Select the lines that contain "heat" and copy each of them.

==== ITEMS ====

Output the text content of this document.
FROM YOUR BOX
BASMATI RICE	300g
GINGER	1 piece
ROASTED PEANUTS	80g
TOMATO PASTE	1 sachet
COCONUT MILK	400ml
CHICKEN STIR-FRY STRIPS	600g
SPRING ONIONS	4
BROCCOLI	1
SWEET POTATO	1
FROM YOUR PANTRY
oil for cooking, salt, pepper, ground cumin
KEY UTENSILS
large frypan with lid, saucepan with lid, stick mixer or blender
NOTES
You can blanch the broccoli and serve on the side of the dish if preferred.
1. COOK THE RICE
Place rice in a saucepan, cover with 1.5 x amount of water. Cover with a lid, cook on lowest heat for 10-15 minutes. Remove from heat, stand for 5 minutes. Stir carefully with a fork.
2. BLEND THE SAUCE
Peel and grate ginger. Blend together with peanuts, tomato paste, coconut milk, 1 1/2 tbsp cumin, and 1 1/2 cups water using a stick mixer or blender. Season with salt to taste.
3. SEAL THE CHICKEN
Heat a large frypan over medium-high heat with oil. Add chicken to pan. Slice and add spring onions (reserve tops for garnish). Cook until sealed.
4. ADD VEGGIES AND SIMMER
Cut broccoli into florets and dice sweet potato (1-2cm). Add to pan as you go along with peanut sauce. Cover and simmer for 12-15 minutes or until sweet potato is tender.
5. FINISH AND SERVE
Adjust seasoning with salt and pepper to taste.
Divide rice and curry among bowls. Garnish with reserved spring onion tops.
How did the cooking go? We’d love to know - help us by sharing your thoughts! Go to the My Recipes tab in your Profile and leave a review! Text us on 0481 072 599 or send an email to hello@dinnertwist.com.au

====

= THE RESPONSE =
Place rice in a saucepan, cover with 1.5 x amount of water. Cover with a lid, cook on lowest heat for 10-15 minutes. Remove from heat, stand for 5 minutes. Stir carefully with a fork.
Heat a large frypan over medium-high heat with oil. Add chicken to pan. Slice and add spring onions (reserve tops for garnish). Cook until sealed.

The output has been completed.